→ Stored records:
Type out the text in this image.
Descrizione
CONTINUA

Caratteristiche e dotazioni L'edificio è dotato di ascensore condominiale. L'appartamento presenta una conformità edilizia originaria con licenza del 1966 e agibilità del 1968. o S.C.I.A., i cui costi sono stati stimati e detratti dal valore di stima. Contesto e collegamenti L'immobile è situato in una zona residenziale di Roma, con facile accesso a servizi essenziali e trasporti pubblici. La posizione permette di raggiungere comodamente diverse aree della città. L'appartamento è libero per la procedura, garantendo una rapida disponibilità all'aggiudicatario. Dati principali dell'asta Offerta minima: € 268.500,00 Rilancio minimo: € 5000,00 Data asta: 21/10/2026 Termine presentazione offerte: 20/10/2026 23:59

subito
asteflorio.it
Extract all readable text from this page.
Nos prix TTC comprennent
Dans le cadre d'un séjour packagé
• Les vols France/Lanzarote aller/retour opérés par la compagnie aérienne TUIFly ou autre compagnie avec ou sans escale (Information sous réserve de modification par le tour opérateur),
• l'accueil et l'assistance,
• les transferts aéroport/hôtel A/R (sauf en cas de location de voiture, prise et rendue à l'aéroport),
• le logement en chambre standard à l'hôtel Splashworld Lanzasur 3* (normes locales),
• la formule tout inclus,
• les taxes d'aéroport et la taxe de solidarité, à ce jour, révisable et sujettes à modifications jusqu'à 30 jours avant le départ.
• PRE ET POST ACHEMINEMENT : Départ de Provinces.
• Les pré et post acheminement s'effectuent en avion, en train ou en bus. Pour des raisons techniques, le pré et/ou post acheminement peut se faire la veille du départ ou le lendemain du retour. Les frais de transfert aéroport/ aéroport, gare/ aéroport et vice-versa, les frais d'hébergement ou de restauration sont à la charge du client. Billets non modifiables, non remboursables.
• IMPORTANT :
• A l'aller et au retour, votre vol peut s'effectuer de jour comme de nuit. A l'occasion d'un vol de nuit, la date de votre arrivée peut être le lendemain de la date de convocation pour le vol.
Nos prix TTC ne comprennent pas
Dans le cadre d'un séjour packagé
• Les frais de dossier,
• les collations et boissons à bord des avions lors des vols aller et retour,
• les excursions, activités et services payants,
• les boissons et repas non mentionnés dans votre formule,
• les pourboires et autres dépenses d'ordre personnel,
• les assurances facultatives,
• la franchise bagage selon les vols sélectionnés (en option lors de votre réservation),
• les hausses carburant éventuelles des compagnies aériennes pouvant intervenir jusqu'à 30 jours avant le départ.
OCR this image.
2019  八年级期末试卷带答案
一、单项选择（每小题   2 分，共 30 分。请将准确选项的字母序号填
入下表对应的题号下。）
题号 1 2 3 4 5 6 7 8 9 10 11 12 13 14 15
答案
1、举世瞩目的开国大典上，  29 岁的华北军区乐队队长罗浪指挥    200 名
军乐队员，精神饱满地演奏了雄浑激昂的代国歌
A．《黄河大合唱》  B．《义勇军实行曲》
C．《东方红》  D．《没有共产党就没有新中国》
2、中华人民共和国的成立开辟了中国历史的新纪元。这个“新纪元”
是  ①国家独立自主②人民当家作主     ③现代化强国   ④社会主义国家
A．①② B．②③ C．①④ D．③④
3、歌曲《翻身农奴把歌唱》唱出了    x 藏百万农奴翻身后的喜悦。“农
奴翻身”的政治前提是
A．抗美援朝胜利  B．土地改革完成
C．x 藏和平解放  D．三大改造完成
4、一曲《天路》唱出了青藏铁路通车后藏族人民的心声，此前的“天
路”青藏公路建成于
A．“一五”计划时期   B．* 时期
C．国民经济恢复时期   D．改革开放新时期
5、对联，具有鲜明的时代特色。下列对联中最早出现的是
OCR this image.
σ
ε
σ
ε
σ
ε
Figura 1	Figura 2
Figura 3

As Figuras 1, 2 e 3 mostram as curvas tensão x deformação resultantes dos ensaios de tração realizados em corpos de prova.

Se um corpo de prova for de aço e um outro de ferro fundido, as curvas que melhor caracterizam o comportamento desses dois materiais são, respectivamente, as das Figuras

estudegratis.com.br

→ The request: Reproduce the data in full, exactly as presented.

→ Right answer:
Type out the text in this image.
Descrizione
CONTINUA

Caratteristiche e dotazioni L'edificio è dotato di ascensore condominiale. L'appartamento presenta una conformità edilizia originaria con licenza del 1966 e agibilità del 1968. o S.C.I.A., i cui costi sono stati stimati e detratti dal valore di stima. Contesto e collegamenti L'immobile è situato in una zona residenziale di Roma, con facile accesso a servizi essenziali e trasporti pubblici. La posizione permette di raggiungere comodamente diverse aree della città. L'appartamento è libero per la procedura, garantendo una rapida disponibilità all'aggiudicatario. Dati principali dell'asta Offerta minima: € 268.500,00 Rilancio minimo: € 5000,00 Data asta: 21/10/2026 Termine presentazione offerte: 20/10/2026 23:59

subito
asteflorio.it
Extract all readable text from this page.
Nos prix TTC comprennent
Dans le cadre d'un séjour packagé
• Les vols France/Lanzarote aller/retour opérés par la compagnie aérienne TUIFly ou autre compagnie avec ou sans escale (Information sous réserve de modification par le tour opérateur),
• l'accueil et l'assistance,
• les transferts aéroport/hôtel A/R (sauf en cas de location de voiture, prise et rendue à l'aéroport),
• le logement en chambre standard à l'hôtel Splashworld Lanzasur 3* (normes locales),
• la formule tout inclus,
• les taxes d'aéroport et la taxe de solidarité, à ce jour, révisable et sujettes à modifications jusqu'à 30 jours avant le départ.
• PRE ET POST ACHEMINEMENT : Départ de Provinces.
• Les pré et post acheminement s'effectuent en avion, en train ou en bus. Pour des raisons techniques, le pré et/ou post acheminement peut se faire la veille du départ ou le lendemain du retour. Les frais de transfert aéroport/ aéroport, gare/ aéroport et vice-versa, les frais d'hébergement ou de restauration sont à la charge du client. Billets non modifiables, non remboursables.
• IMPORTANT :
• A l'aller et au retour, votre vol peut s'effectuer de jour comme de nuit. A l'occasion d'un vol de nuit, la date de votre arrivée peut être le lendemain de la date de convocation pour le vol.
Nos prix TTC ne comprennent pas
Dans le cadre d'un séjour packagé
• Les frais de dossier,
• les collations et boissons à bord des avions lors des vols aller et retour,
• les excursions, activités et services payants,
• les boissons et repas non mentionnés dans votre formule,
• les pourboires et autres dépenses d'ordre personnel,
• les assurances facultatives,
• la franchise bagage selon les vols sélectionnés (en option lors de votre réservation),
• les hausses carburant éventuelles des compagnies aériennes pouvant intervenir jusqu'à 30 jours avant le départ.
OCR this image.
2019  八年级期末试卷带答案
一、单项选择（每小题   2 分，共 30 分。请将准确选项的字母序号填
入下表对应的题号下。）
题号 1 2 3 4 5 6 7 8 9 10 11 12 13 14 15
答案
1、举世瞩目的开国大典上，  29 岁的华北军区乐队队长罗浪指挥    200 名
军乐队员，精神饱满地演奏了雄浑激昂的代国歌
A．《黄河大合唱》  B．《义勇军实行曲》
C．《东方红》  D．《没有共产党就没有新中国》
2、中华人民共和国的成立开辟了中国历史的新纪元。这个“新纪元”
是  ①国家独立自主②人民当家作主     ③现代化强国   ④社会主义国家
A．①② B．②③ C．①④ D．③④
3、歌曲《翻身农奴把歌唱》唱出了    x 藏百万农奴翻身后的喜悦。“农
奴翻身”的政治前提是
A．抗美援朝胜利  B．土地改革完成
C．x 藏和平解放  D．三大改造完成
4、一曲《天路》唱出了青藏铁路通车后藏族人民的心声，此前的“天
路”青藏公路建成于
A．“一五”计划时期   B．* 时期
C．国民经济恢复时期   D．改革开放新时期
5、对联，具有鲜明的时代特色。下列对联中最早出现的是
OCR this image.
σ
ε
σ
ε
σ
ε
Figura 1	Figura 2
Figura 3

As Figuras 1, 2 e 3 mostram as curvas tensão x deformação resultantes dos ensaios de tração realizados em corpos de prova.

Se um corpo de prova for de aço e um outro de ferro fundido, as curvas que melhor caracterizam o comportamento desses dois materiais são, respectivamente, as das Figuras

estudegratis.com.br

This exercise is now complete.